(Records excerpted from a collection)
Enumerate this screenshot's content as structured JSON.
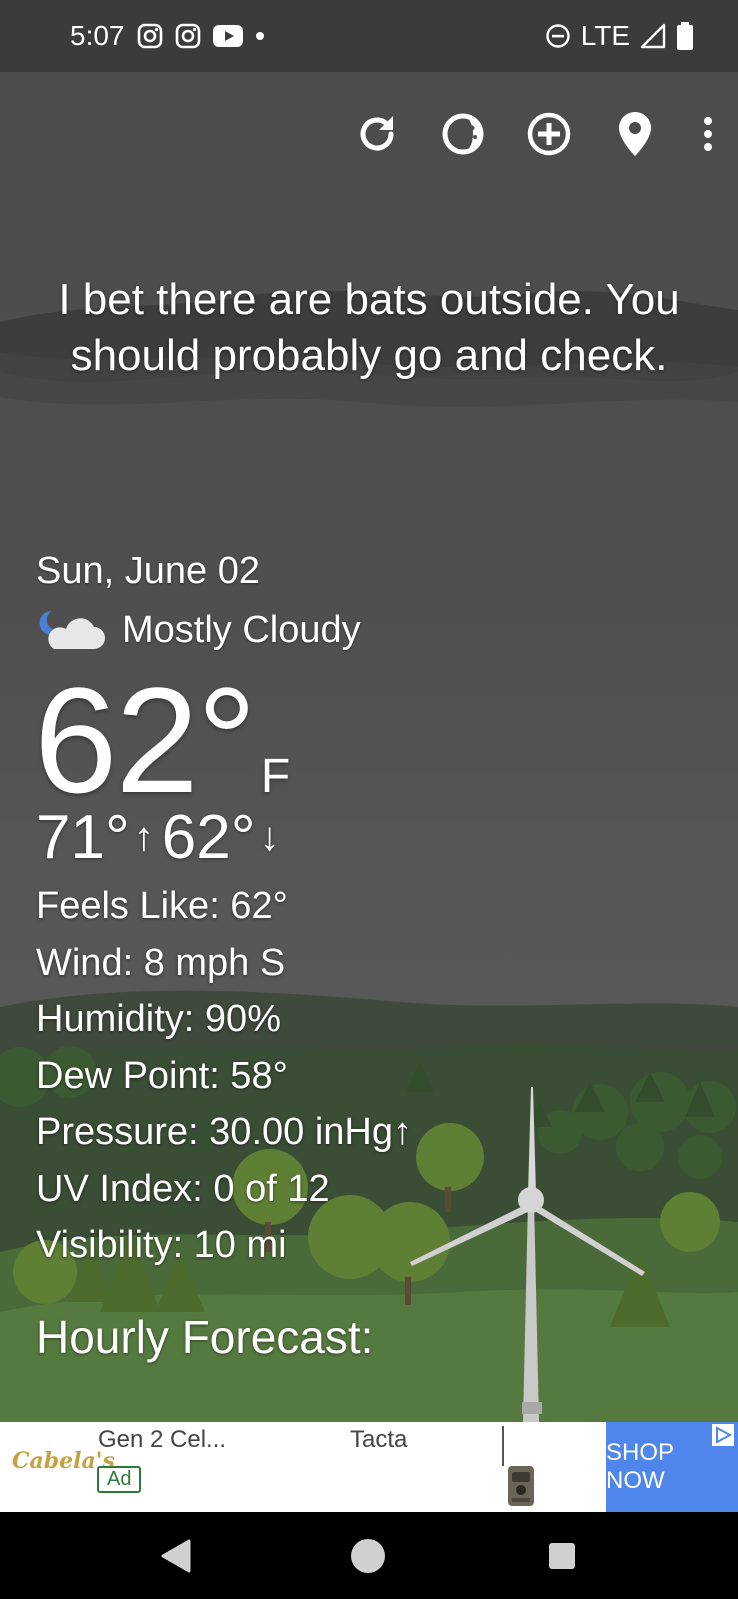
{
  "status_bar": {
    "time": "5:07",
    "left_icons": [
      "instagram-icon",
      "instagram-icon",
      "youtube-icon",
      "dot-icon"
    ],
    "network": "LTE",
    "right_icons": [
      "do-not-disturb-icon",
      "signal-icon",
      "battery-icon"
    ]
  },
  "toolbar": {
    "icons": [
      "refresh-icon",
      "theme-icon",
      "add-location-icon",
      "location-pin-icon",
      "more-vert-icon"
    ]
  },
  "quote": "I bet there are bats outside. You should probably go and check.",
  "weather": {
    "date": "Sun, June 02",
    "condition": "Mostly Cloudy",
    "condition_icon": "night-partly-cloudy-icon",
    "temperature": "62°",
    "unit": "F",
    "high": "71°",
    "high_arrow": "↑",
    "low": "62°",
    "low_arrow": "↓"
  },
  "details": {
    "feels_like": "Feels Like:  62°",
    "wind": "Wind:  8 mph S",
    "humidity": "Humidity:  90%",
    "dew_point": "Dew Point:  58°",
    "pressure": "Pressure:  30.00 inHg↑",
    "uv_index": "UV Index:  0 of 12",
    "visibility": "Visibility:  10 mi"
  },
  "hourly_title": "Hourly Forecast:",
  "ad": {
    "brand": "Cabela's",
    "title1": "Gen 2 Cel...",
    "badge": "Ad",
    "title2": "Tacta",
    "cta": "SHOP NOW",
    "colors": {
      "cta_bg": "#4f86ec",
      "badge": "#2c7a3a",
      "brand": "#c8a043"
    }
  },
  "navbar": {
    "icons": [
      "back-icon",
      "home-icon",
      "recents-icon"
    ]
  }
}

▶ **AIM**: Repeat the material exactly as it reads, without any of its pictures.

▶ **CORRECT RESULT**:
Enumerate this screenshot's content as structured JSON.
{
  "status_bar": {
    "time": "5:07",
    "left_icons": [
      "instagram-icon",
      "instagram-icon",
      "youtube-icon",
      "dot-icon"
    ],
    "network": "LTE",
    "right_icons": [
      "do-not-disturb-icon",
      "signal-icon",
      "battery-icon"
    ]
  },
  "toolbar": {
    "icons": [
      "refresh-icon",
      "theme-icon",
      "add-location-icon",
      "location-pin-icon",
      "more-vert-icon"
    ]
  },
  "quote": "I bet there are bats outside. You should probably go and check.",
  "weather": {
    "date": "Sun, June 02",
    "condition": "Mostly Cloudy",
    "condition_icon": "night-partly-cloudy-icon",
    "temperature": "62°",
    "unit": "F",
    "high": "71°",
    "high_arrow": "↑",
    "low": "62°",
    "low_arrow": "↓"
  },
  "details": {
    "feels_like": "Feels Like:  62°",
    "wind": "Wind:  8 mph S",
    "humidity": "Humidity:  90%",
    "dew_point": "Dew Point:  58°",
    "pressure": "Pressure:  30.00 inHg↑",
    "uv_index": "UV Index:  0 of 12",
    "visibility": "Visibility:  10 mi"
  },
  "hourly_title": "Hourly Forecast:",
  "ad": {
    "brand": "Cabela's",
    "title1": "Gen 2 Cel...",
    "badge": "Ad",
    "title2": "Tacta",
    "cta": "SHOP NOW",
    "colors": {
      "cta_bg": "#4f86ec",
      "badge": "#2c7a3a",
      "brand": "#c8a043"
    }
  },
  "navbar": {
    "icons": [
      "back-icon",
      "home-icon",
      "recents-icon"
    ]
  }
}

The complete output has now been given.